**INSTRUCTIONS TO FOLLOW**
Transcribe the records that follow. Keep every word exactly, and drop the pictures.

**DATA FOR PROCESSING**
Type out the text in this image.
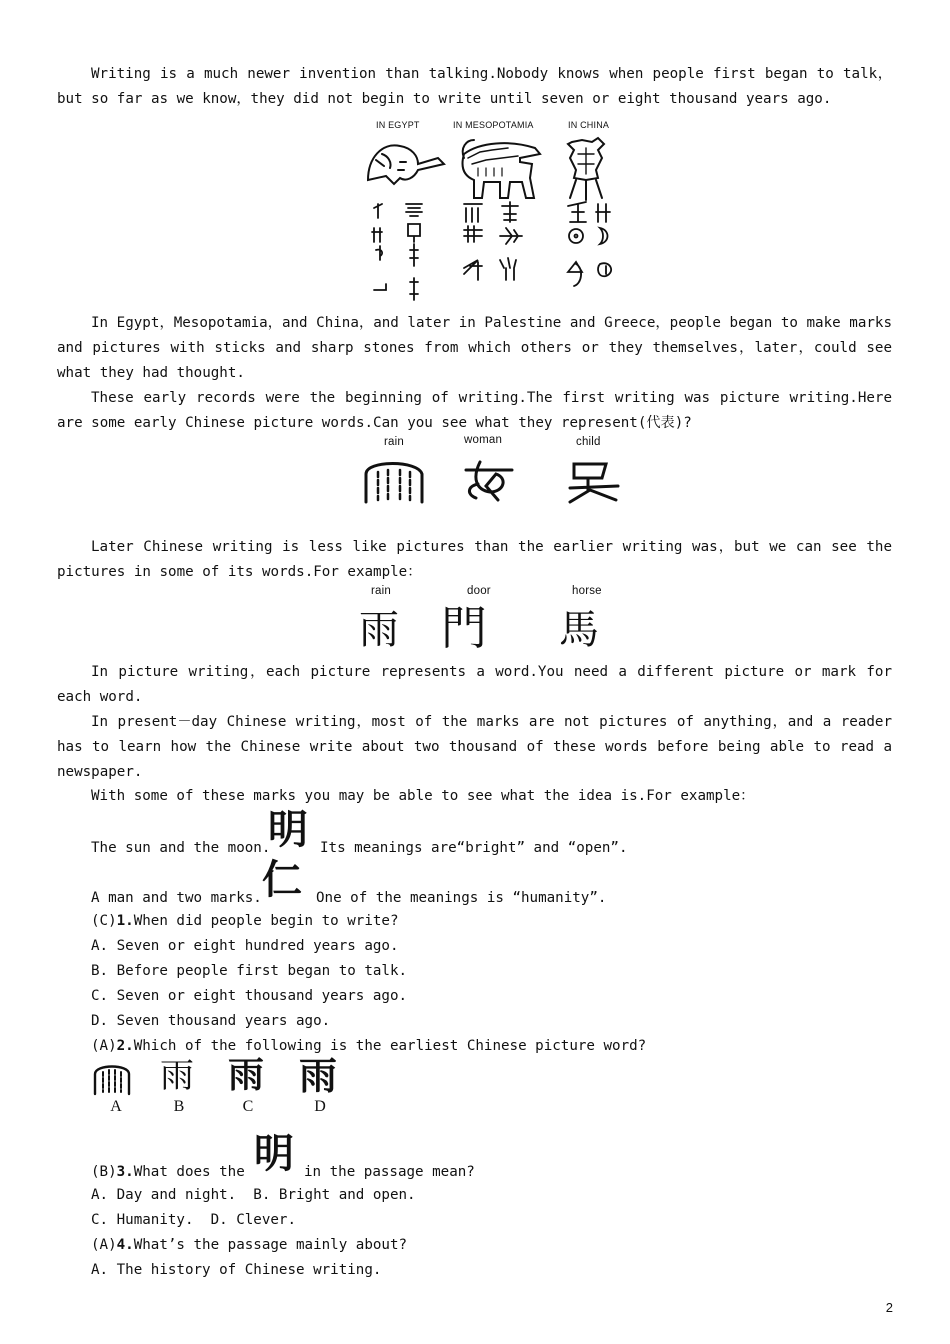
Writing is a much newer invention than talking.Nobody knows when people first began to talk，but so far as we know，they did not begin to write until seven or eight thousand years ago.

IN EGYPT	IN MESOPOTAMIA	IN CHINA

In Egypt，Mesopotamia，and China，and later in Palestine and Greece，people began to make marks and pictures with sticks and sharp stones from which others or they themselves，later，could see what they had thought.

These early records were the beginning of writing.The first writing was picture writing.Here are some early Chinese picture words.Can you see what they represent(代表)?

rain	woman	child

Later Chinese writing is less like pictures than the earlier writing was，but we can see the pictures in some of its words.For example：

rain	door	horse
雨 門 馬

In picture writing，each picture represents a word.You need a different picture or mark for each word.

In present－day Chinese writing，most of the marks are not pictures of anything，and a reader has to learn how the Chinese write about two thousand of these words before being able to read a newspaper.

With some of these marks you may be able to see what the idea is.For example：

The sun and the moon.
明 Its meanings are“bright” and “open”.
A man and two marks. 仁 One of the meanings is “humanity”.
(C)1.When did people begin to write?
A. Seven or eight hundred years ago.
B. Before people first began to talk.
C. Seven or eight thousand years ago.
D. Seven thousand years ago.
(A)2.Which of the following is the earliest Chinese picture word?
雨 雨 雨
A	B	C	D
(B)3.What does the 明 in the passage mean?
A. Day and night.  B. Bright and open.
C. Humanity.  D. Clever.
(A)4.What’s the passage mainly about?
A. The history of Chinese writing.
2
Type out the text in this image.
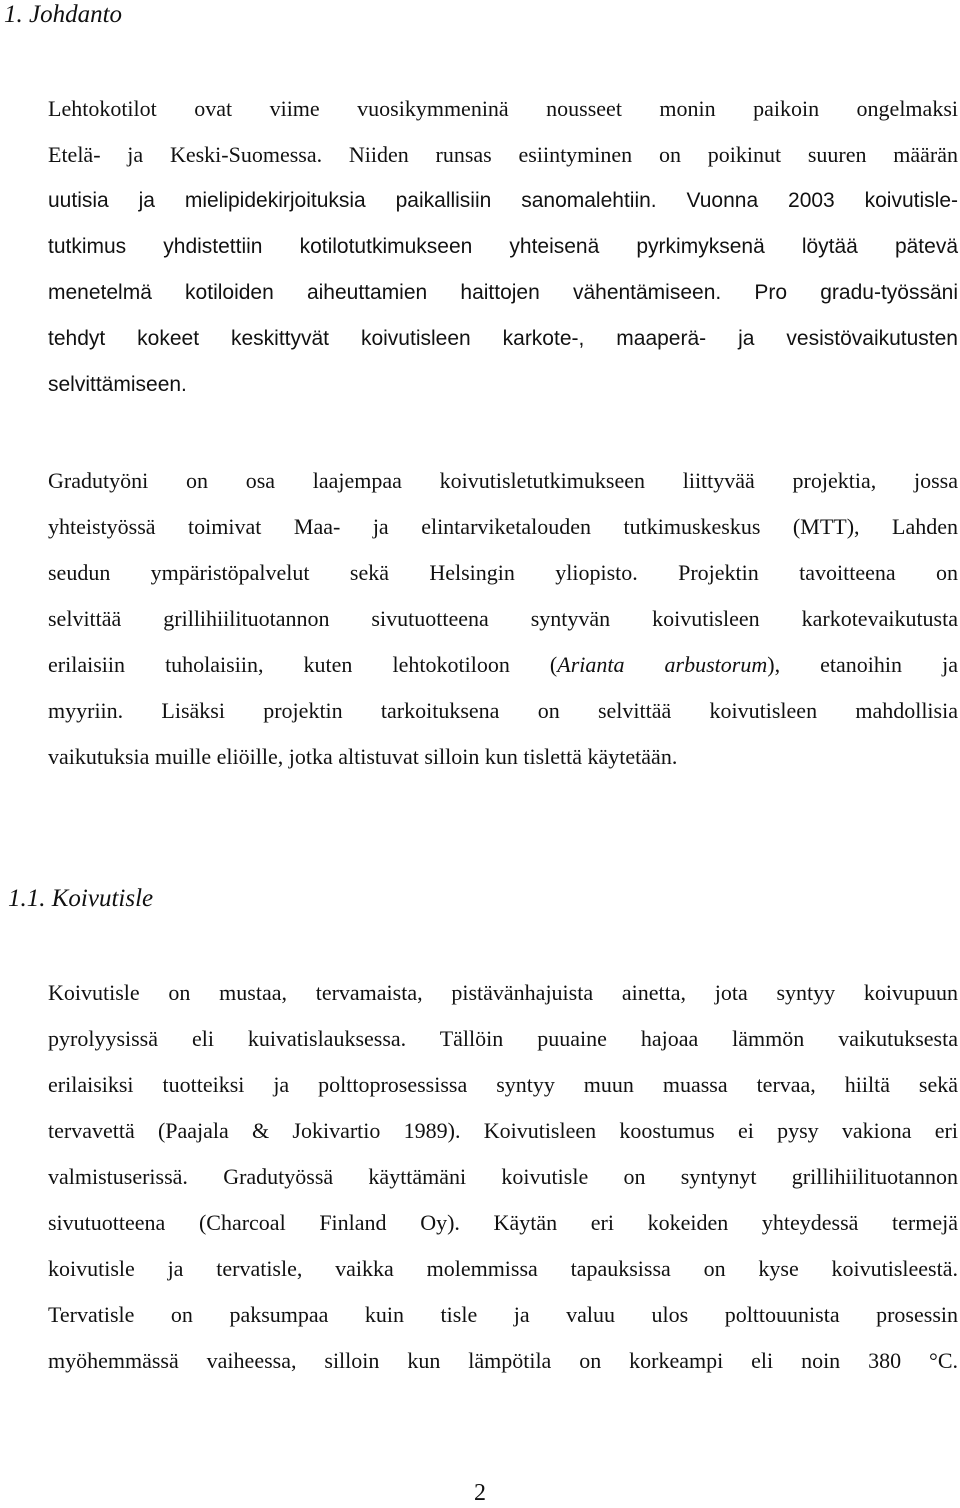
1. Johdanto
Lehtokotilot ovat viime vuosikymmeninä nousseet monin paikoin ongelmaksi
Etelä- ja Keski-Suomessa. Niiden runsas esiintyminen on poikinut suuren määrän
uutisia ja mielipidekirjoituksia paikallisiin sanomalehtiin. Vuonna 2003 koivutisle-
tutkimus yhdistettiin kotilotutkimukseen yhteisenä pyrkimyksenä löytää pätevä
menetelmä kotiloiden aiheuttamien haittojen vähentämiseen. Pro gradu-työssäni
tehdyt kokeet keskittyvät koivutisleen karkote-, maaperä- ja vesistövaikutusten
selvittämiseen.
Gradutyöni on osa laajempaa koivutisletutkimukseen liittyvää projektia, jossa
yhteistyössä toimivat Maa- ja elintarviketalouden tutkimuskeskus (MTT), Lahden
seudun ympäristöpalvelut sekä Helsingin yliopisto. Projektin tavoitteena on
selvittää grillihiilituotannon sivutuotteena syntyvän koivutisleen karkotevaikutusta
erilaisiin tuholaisiin, kuten lehtokotiloon (Arianta arbustorum), etanoihin ja
myyriin. Lisäksi projektin tarkoituksena on selvittää koivutisleen mahdollisia
vaikutuksia muille eliöille, jotka altistuvat silloin kun tislettä käytetään.
1.1. Koivutisle
Koivutisle on mustaa, tervamaista, pistävänhajuista ainetta, jota syntyy koivupuun
pyrolyysissä eli kuivatislauksessa. Tällöin puuaine hajoaa lämmön vaikutuksesta
erilaisiksi tuotteiksi ja polttoprosessissa syntyy muun muassa tervaa, hiiltä sekä
tervavettä (Paajala & Jokivartio 1989). Koivutisleen koostumus ei pysy vakiona eri
valmistuserissä. Gradutyössä käyttämäni koivutisle on syntynyt grillihiilituotannon
sivutuotteena (Charcoal Finland Oy). Käytän eri kokeiden yhteydessä termejä
koivutisle ja tervatisle, vaikka molemmissa tapauksissa on kyse koivutisleestä.
Tervatisle on paksumpaa kuin tisle ja valuu ulos polttouunista prosessin
myöhemmässä vaiheessa, silloin kun lämpötila on korkeampi eli noin 380 °C.
2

**RESULT OF THE TASK**
Type out the text in this image.
Writing is a much newer invention than talking.Nobody knows when people first began to talk，but so far as we know，they did not begin to write until seven or eight thousand years ago.

IN EGYPT	IN MESOPOTAMIA	IN CHINA

In Egypt，Mesopotamia，and China，and later in Palestine and Greece，people began to make marks and pictures with sticks and sharp stones from which others or they themselves，later，could see what they had thought.

These early records were the beginning of writing.The first writing was picture writing.Here are some early Chinese picture words.Can you see what they represent(代表)?

rain	woman	child

Later Chinese writing is less like pictures than the earlier writing was，but we can see the pictures in some of its words.For example：

rain	door	horse
雨 門 馬

In picture writing，each picture represents a word.You need a different picture or mark for each word.

In present－day Chinese writing，most of the marks are not pictures of anything，and a reader has to learn how the Chinese write about two thousand of these words before being able to read a newspaper.

With some of these marks you may be able to see what the idea is.For example：

The sun and the moon.
明 Its meanings are“bright” and “open”.
A man and two marks. 仁 One of the meanings is “humanity”.
(C)1.When did people begin to write?
A. Seven or eight hundred years ago.
B. Before people first began to talk.
C. Seven or eight thousand years ago.
D. Seven thousand years ago.
(A)2.Which of the following is the earliest Chinese picture word?
雨 雨 雨
A	B	C	D
(B)3.What does the 明 in the passage mean?
A. Day and night.  B. Bright and open.
C. Humanity.  D. Clever.
(A)4.What’s the passage mainly about?
A. The history of Chinese writing.
2
Type out the text in this image.
1. Johdanto
Lehtokotilot ovat viime vuosikymmeninä nousseet monin paikoin ongelmaksi
Etelä- ja Keski-Suomessa. Niiden runsas esiintyminen on poikinut suuren määrän
uutisia ja mielipidekirjoituksia paikallisiin sanomalehtiin. Vuonna 2003 koivutisle-
tutkimus yhdistettiin kotilotutkimukseen yhteisenä pyrkimyksenä löytää pätevä
menetelmä kotiloiden aiheuttamien haittojen vähentämiseen. Pro gradu-työssäni
tehdyt kokeet keskittyvät koivutisleen karkote-, maaperä- ja vesistövaikutusten
selvittämiseen.
Gradutyöni on osa laajempaa koivutisletutkimukseen liittyvää projektia, jossa
yhteistyössä toimivat Maa- ja elintarviketalouden tutkimuskeskus (MTT), Lahden
seudun ympäristöpalvelut sekä Helsingin yliopisto. Projektin tavoitteena on
selvittää grillihiilituotannon sivutuotteena syntyvän koivutisleen karkotevaikutusta
erilaisiin tuholaisiin, kuten lehtokotiloon (Arianta arbustorum), etanoihin ja
myyriin. Lisäksi projektin tarkoituksena on selvittää koivutisleen mahdollisia
vaikutuksia muille eliöille, jotka altistuvat silloin kun tislettä käytetään.
1.1. Koivutisle
Koivutisle on mustaa, tervamaista, pistävänhajuista ainetta, jota syntyy koivupuun
pyrolyysissä eli kuivatislauksessa. Tällöin puuaine hajoaa lämmön vaikutuksesta
erilaisiksi tuotteiksi ja polttoprosessissa syntyy muun muassa tervaa, hiiltä sekä
tervavettä (Paajala & Jokivartio 1989). Koivutisleen koostumus ei pysy vakiona eri
valmistuserissä. Gradutyössä käyttämäni koivutisle on syntynyt grillihiilituotannon
sivutuotteena (Charcoal Finland Oy). Käytän eri kokeiden yhteydessä termejä
koivutisle ja tervatisle, vaikka molemmissa tapauksissa on kyse koivutisleestä.
Tervatisle on paksumpaa kuin tisle ja valuu ulos polttouunista prosessin
myöhemmässä vaiheessa, silloin kun lämpötila on korkeampi eli noin 380 °C.
2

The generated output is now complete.